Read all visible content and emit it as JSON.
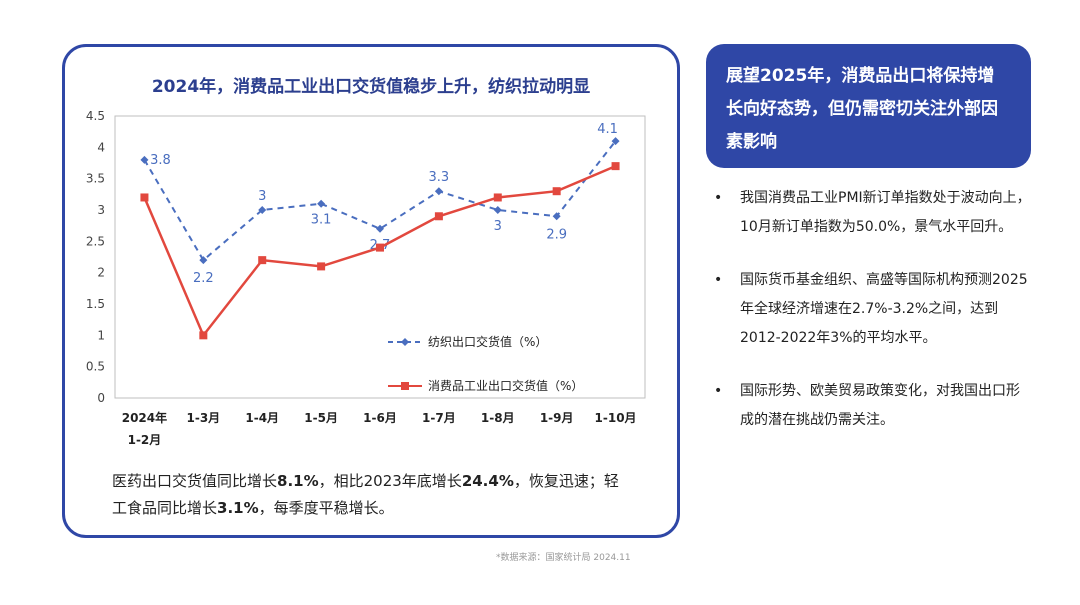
{
  "chart_data": {
    "type": "line",
    "title": "2024年，消费品工业出口交货值稳步上升，纺织拉动明显",
    "categories": [
      "2024年|1-2月",
      "1-3月",
      "1-4月",
      "1-5月",
      "1-6月",
      "1-7月",
      "1-8月",
      "1-9月",
      "1-10月"
    ],
    "ylim": [
      0,
      4.5
    ],
    "yticks": [
      "0",
      "0.5",
      "1",
      "1.5",
      "2",
      "2.5",
      "3",
      "3.5",
      "4",
      "4.5"
    ],
    "series": [
      {
        "name": "纺织出口交货值（%）",
        "values": [
          3.8,
          2.2,
          3.0,
          3.1,
          2.7,
          3.3,
          3.0,
          2.9,
          4.1
        ],
        "labels": [
          "3.8",
          "2.2",
          "3",
          "3.1",
          "2.7",
          "3.3",
          "3",
          "2.9",
          "4.1"
        ],
        "color": "#4a6ebf",
        "style": "dashed"
      },
      {
        "name": "消费品工业出口交货值（%）",
        "values": [
          3.2,
          1.0,
          2.2,
          2.1,
          2.4,
          2.9,
          3.2,
          3.3,
          3.7
        ],
        "color": "#e2483e",
        "style": "solid"
      }
    ],
    "legend_position": "lower-right-inside",
    "grid": false
  },
  "note": {
    "p1": "医药出口交货值同比增长",
    "b1": "8.1%",
    "p2": "，相比2023年底增长",
    "b2": "24.4%",
    "p3": "，恢复迅速；轻工食品同比增长",
    "b3": "3.1%",
    "p4": "，每季度平稳增长。"
  },
  "source": "*数据来源：国家统计局    2024.11",
  "outlook": "展望2025年，消费品出口将保持增长向好态势，但仍需密切关注外部因素影响",
  "bullets": [
    "我国消费品工业PMI新订单指数处于波动向上，10月新订单指数为50.0%，景气水平回升。",
    "国际货币基金组织、高盛等国际机构预测2025年全球经济增速在2.7%-3.2%之间，达到2012-2022年3%的平均水平。",
    "国际形势、欧美贸易政策变化，对我国出口形成的潜在挑战仍需关注。"
  ],
  "colors": {
    "accent": "#2f47a6"
  }
}
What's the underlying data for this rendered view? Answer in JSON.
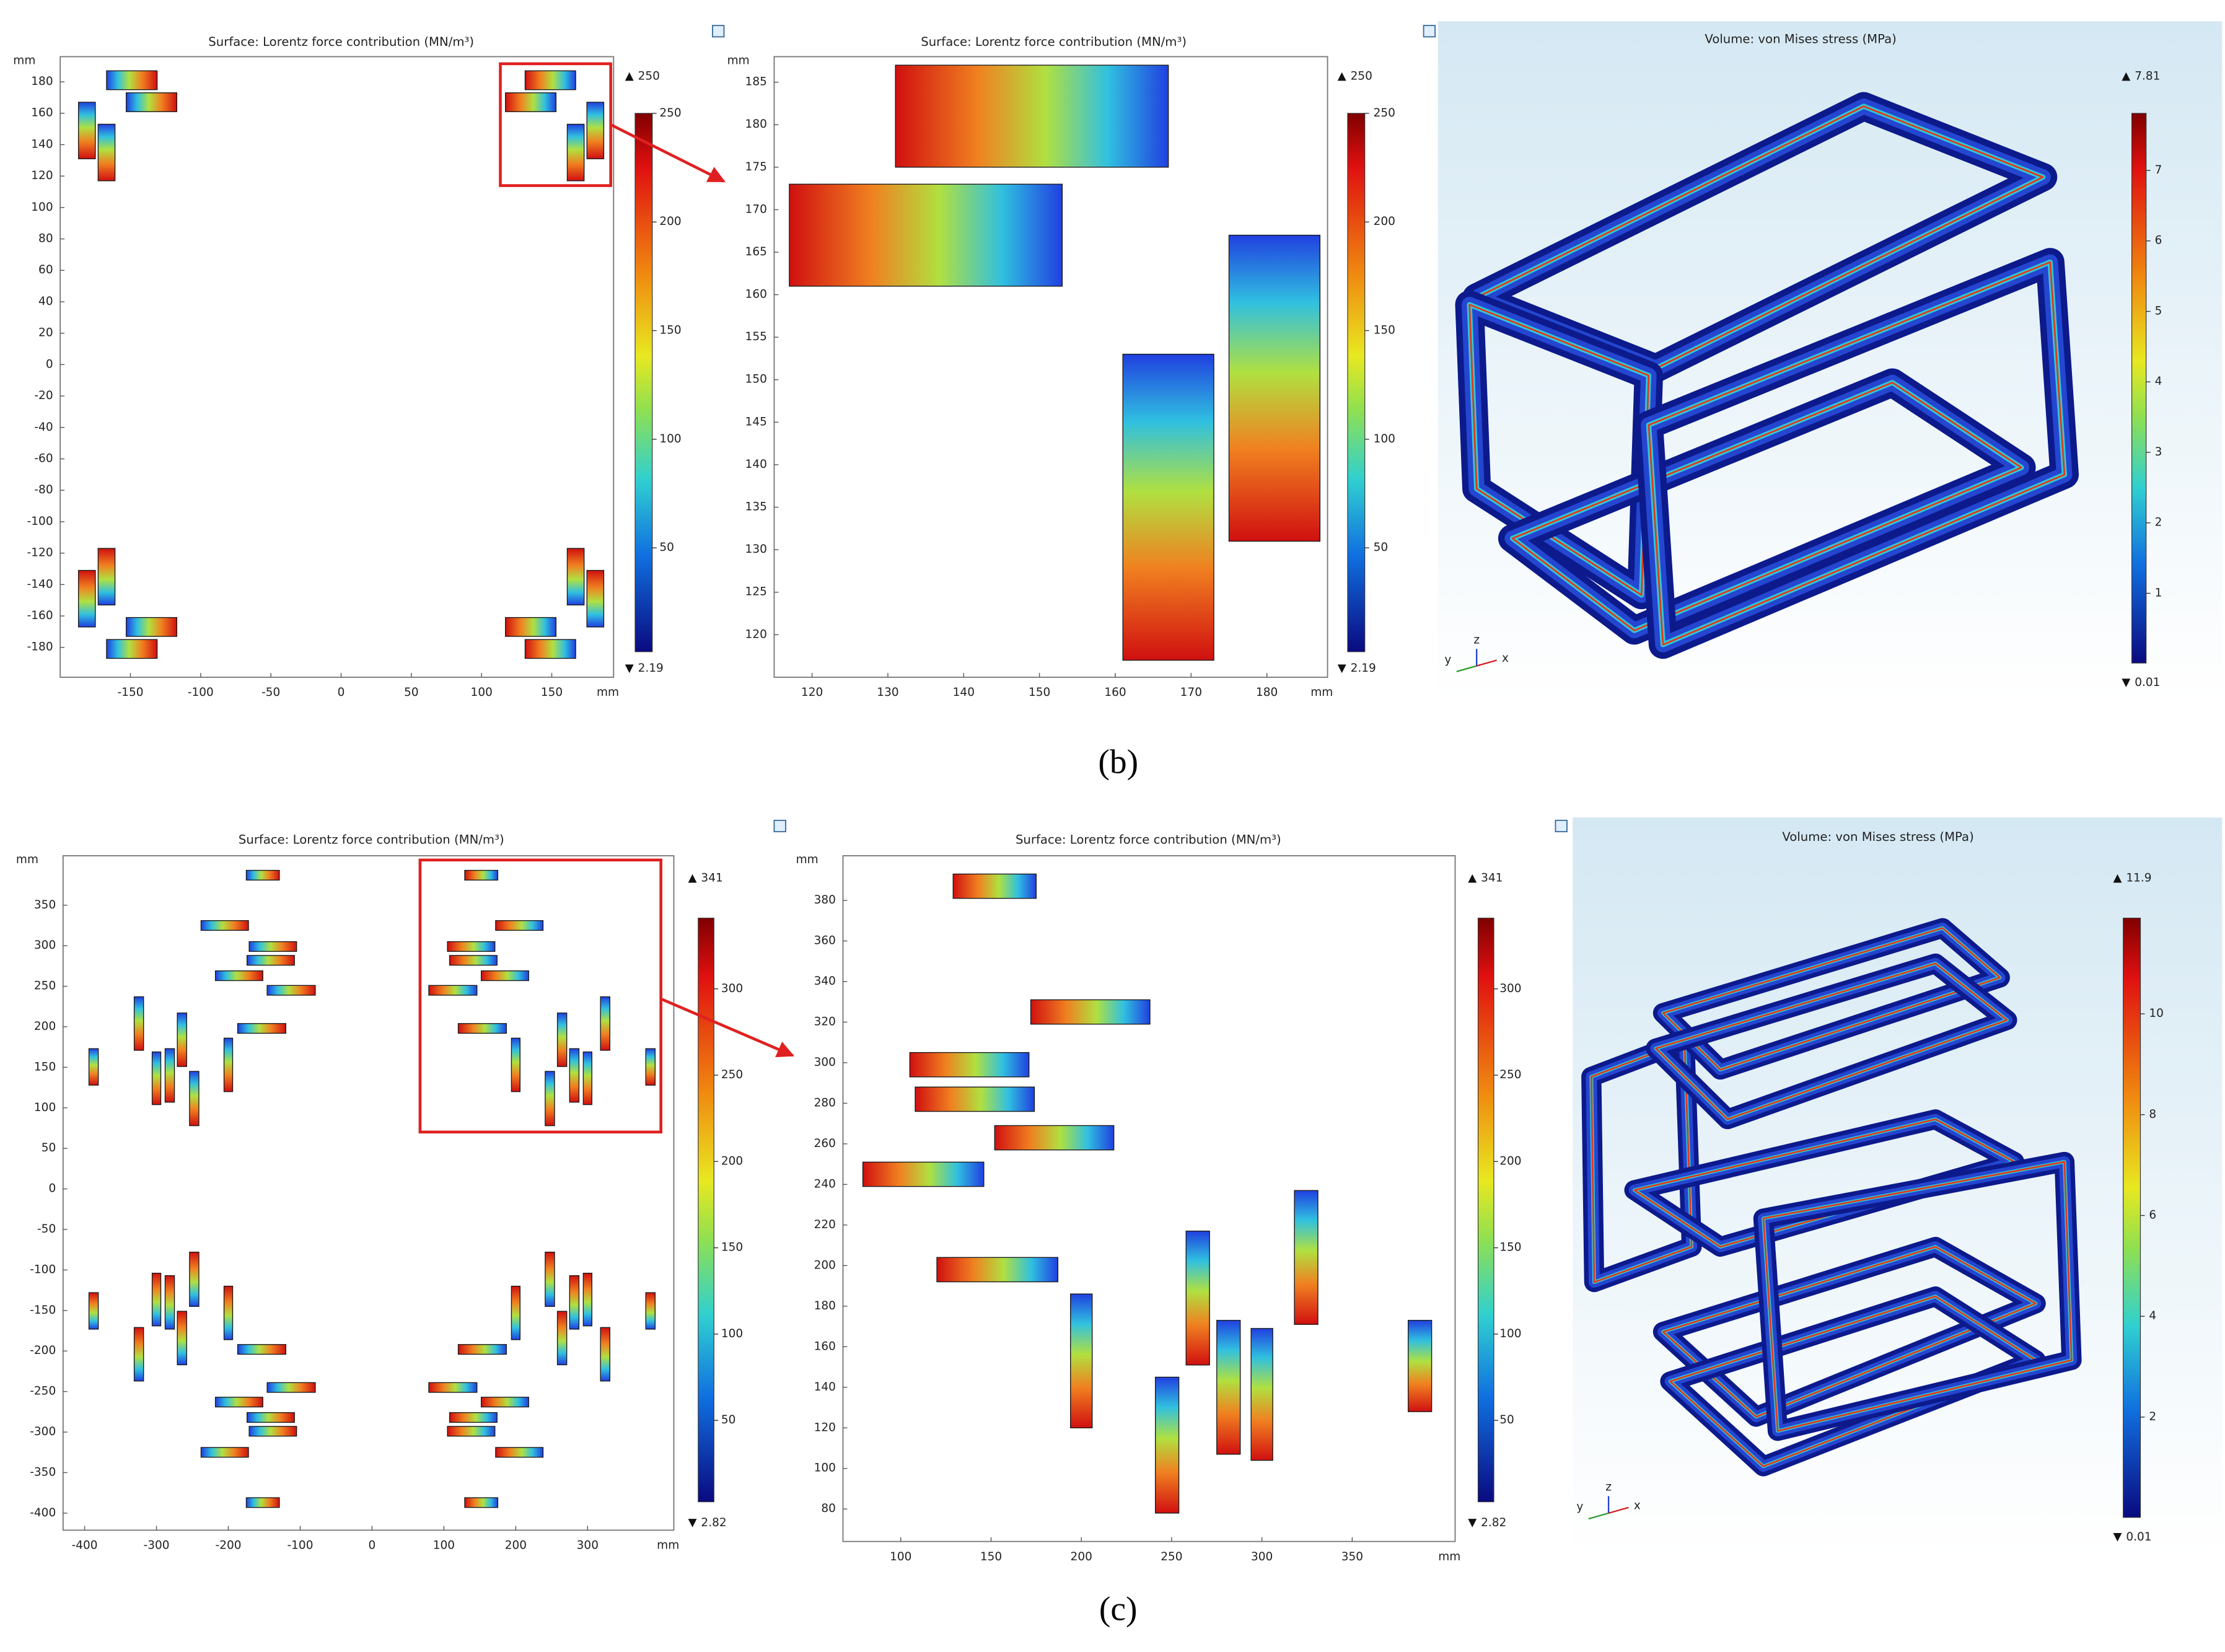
{
  "chart_data": [
    {
      "type": "field",
      "title": "Surface: Lorentz force contribution (MN/m³)",
      "x_unit": "mm",
      "y_unit": "mm",
      "xlim": [
        -200,
        194
      ],
      "ylim": [
        -199,
        196
      ],
      "xticks": [
        -150,
        -100,
        -50,
        0,
        50,
        100,
        150
      ],
      "yticks": [
        -180,
        -160,
        -140,
        -120,
        -100,
        -80,
        -60,
        -40,
        -20,
        0,
        20,
        40,
        60,
        80,
        100,
        120,
        140,
        160,
        180
      ],
      "colorbar": {
        "min": 2.19,
        "max": 250,
        "ticks": [
          50,
          100,
          150,
          200,
          250
        ]
      },
      "coils": [
        [
          131,
          175,
          167,
          187
        ],
        [
          117,
          161,
          153,
          173
        ],
        [
          161,
          117,
          173,
          153
        ],
        [
          175,
          131,
          187,
          167
        ],
        [
          -167,
          175,
          -131,
          187
        ],
        [
          -153,
          161,
          -117,
          173
        ],
        [
          -173,
          117,
          -161,
          153
        ],
        [
          -187,
          131,
          -175,
          167
        ],
        [
          -167,
          -187,
          -131,
          -175
        ],
        [
          -153,
          -173,
          -117,
          -161
        ],
        [
          -173,
          -153,
          -161,
          -117
        ],
        [
          -187,
          -167,
          -175,
          -131
        ],
        [
          131,
          -187,
          167,
          -175
        ],
        [
          117,
          -173,
          153,
          -161
        ],
        [
          161,
          -153,
          173,
          -117
        ],
        [
          175,
          -167,
          187,
          -131
        ]
      ]
    },
    {
      "type": "field",
      "title": "Surface: Lorentz force contribution (MN/m³)",
      "x_unit": "mm",
      "y_unit": "mm",
      "xlim": [
        115,
        188
      ],
      "ylim": [
        115,
        188
      ],
      "xticks": [
        120,
        130,
        140,
        150,
        160,
        170,
        180
      ],
      "yticks": [
        120,
        125,
        130,
        135,
        140,
        145,
        150,
        155,
        160,
        165,
        170,
        175,
        180,
        185
      ],
      "colorbar": {
        "min": 2.19,
        "max": 250,
        "ticks": [
          50,
          100,
          150,
          200,
          250
        ]
      },
      "coils": [
        [
          131,
          175,
          167,
          187
        ],
        [
          117,
          161,
          153,
          173
        ],
        [
          161,
          117,
          173,
          153
        ],
        [
          175,
          131,
          187,
          167
        ]
      ]
    },
    {
      "type": "render",
      "title": "Volume: von Mises stress (MPa)",
      "triad": [
        "y",
        "z",
        "x"
      ],
      "colorbar": {
        "min": 0.01,
        "max": 7.81,
        "ticks": [
          1,
          2,
          3,
          4,
          5,
          6,
          7
        ]
      }
    },
    {
      "type": "field",
      "title": "Surface: Lorentz force contribution (MN/m³)",
      "x_unit": "mm",
      "y_unit": "mm",
      "xlim": [
        -430,
        420
      ],
      "ylim": [
        -421,
        411
      ],
      "xticks": [
        -400,
        -300,
        -200,
        -100,
        0,
        100,
        200,
        300
      ],
      "yticks": [
        -400,
        -350,
        -300,
        -250,
        -200,
        -150,
        -100,
        -50,
        0,
        50,
        100,
        150,
        200,
        250,
        300,
        350
      ],
      "colorbar": {
        "min": 2.82,
        "max": 341,
        "ticks": [
          50,
          100,
          150,
          200,
          250,
          300
        ]
      },
      "coils": [
        [
          129,
          381,
          175,
          393
        ],
        [
          172,
          319,
          238,
          331
        ],
        [
          105,
          293,
          171,
          305
        ],
        [
          108,
          276,
          174,
          288
        ],
        [
          152,
          257,
          218,
          269
        ],
        [
          79,
          239,
          146,
          251
        ],
        [
          120,
          192,
          187,
          204
        ],
        [
          194,
          120,
          206,
          186
        ],
        [
          258,
          151,
          271,
          217
        ],
        [
          241,
          78,
          254,
          145
        ],
        [
          275,
          107,
          288,
          173
        ],
        [
          294,
          104,
          306,
          169
        ],
        [
          318,
          171,
          331,
          237
        ],
        [
          381,
          128,
          394,
          173
        ],
        [
          -175,
          381,
          -129,
          393
        ],
        [
          -238,
          319,
          -172,
          331
        ],
        [
          -171,
          293,
          -105,
          305
        ],
        [
          -174,
          276,
          -108,
          288
        ],
        [
          -218,
          257,
          -152,
          269
        ],
        [
          -146,
          239,
          -79,
          251
        ],
        [
          -187,
          192,
          -120,
          204
        ],
        [
          -206,
          120,
          -194,
          186
        ],
        [
          -271,
          151,
          -258,
          217
        ],
        [
          -254,
          78,
          -241,
          145
        ],
        [
          -288,
          107,
          -275,
          173
        ],
        [
          -306,
          104,
          -294,
          169
        ],
        [
          -331,
          171,
          -318,
          237
        ],
        [
          -394,
          128,
          -381,
          173
        ],
        [
          -175,
          -393,
          -129,
          -381
        ],
        [
          -238,
          -331,
          -172,
          -319
        ],
        [
          -171,
          -305,
          -105,
          -293
        ],
        [
          -174,
          -288,
          -108,
          -276
        ],
        [
          -218,
          -269,
          -152,
          -257
        ],
        [
          -146,
          -251,
          -79,
          -239
        ],
        [
          -187,
          -204,
          -120,
          -192
        ],
        [
          -206,
          -186,
          -194,
          -120
        ],
        [
          -271,
          -217,
          -258,
          -151
        ],
        [
          -254,
          -145,
          -241,
          -78
        ],
        [
          -288,
          -173,
          -275,
          -107
        ],
        [
          -306,
          -169,
          -294,
          -104
        ],
        [
          -331,
          -237,
          -318,
          -171
        ],
        [
          -394,
          -173,
          -381,
          -128
        ],
        [
          129,
          -393,
          175,
          -381
        ],
        [
          172,
          -331,
          238,
          -319
        ],
        [
          105,
          -305,
          171,
          -293
        ],
        [
          108,
          -288,
          174,
          -276
        ],
        [
          152,
          -269,
          218,
          -257
        ],
        [
          79,
          -251,
          146,
          -239
        ],
        [
          120,
          -204,
          187,
          -192
        ],
        [
          194,
          -186,
          206,
          -120
        ],
        [
          258,
          -217,
          271,
          -151
        ],
        [
          241,
          -145,
          254,
          -78
        ],
        [
          275,
          -173,
          288,
          -107
        ],
        [
          294,
          -169,
          306,
          -104
        ],
        [
          318,
          -237,
          331,
          -171
        ],
        [
          381,
          -173,
          394,
          -128
        ]
      ]
    },
    {
      "type": "field",
      "title": "Surface: Lorentz force contribution (MN/m³)",
      "x_unit": "mm",
      "y_unit": "mm",
      "xlim": [
        68,
        407
      ],
      "ylim": [
        64,
        402
      ],
      "xticks": [
        100,
        150,
        200,
        250,
        300,
        350
      ],
      "yticks": [
        80,
        100,
        120,
        140,
        160,
        180,
        200,
        220,
        240,
        260,
        280,
        300,
        320,
        340,
        360,
        380
      ],
      "colorbar": {
        "min": 2.82,
        "max": 341,
        "ticks": [
          50,
          100,
          150,
          200,
          250,
          300
        ]
      },
      "coils": [
        [
          129,
          381,
          175,
          393
        ],
        [
          172,
          319,
          238,
          331
        ],
        [
          105,
          293,
          171,
          305
        ],
        [
          108,
          276,
          174,
          288
        ],
        [
          152,
          257,
          218,
          269
        ],
        [
          79,
          239,
          146,
          251
        ],
        [
          120,
          192,
          187,
          204
        ],
        [
          194,
          120,
          206,
          186
        ],
        [
          258,
          151,
          271,
          217
        ],
        [
          241,
          78,
          254,
          145
        ],
        [
          275,
          107,
          288,
          173
        ],
        [
          294,
          104,
          306,
          169
        ],
        [
          318,
          171,
          331,
          237
        ],
        [
          381,
          128,
          394,
          173
        ]
      ]
    },
    {
      "type": "render",
      "title": "Volume: von Mises stress (MPa)",
      "triad": [
        "y",
        "z",
        "x"
      ],
      "colorbar": {
        "min": 0.01,
        "max": 11.9,
        "ticks": [
          2,
          4,
          6,
          8,
          10
        ]
      }
    }
  ],
  "captions": [
    "(b)",
    "(c)"
  ]
}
------------
#### WHAT YOU SHOULD DO:
Pick out, from the lines above, every one that contains the string "JSON".

#### COMPLETE ANSWER:
Read all visible content and emit it as JSON.
What's the underlying data for this rendered view? Answer in JSON.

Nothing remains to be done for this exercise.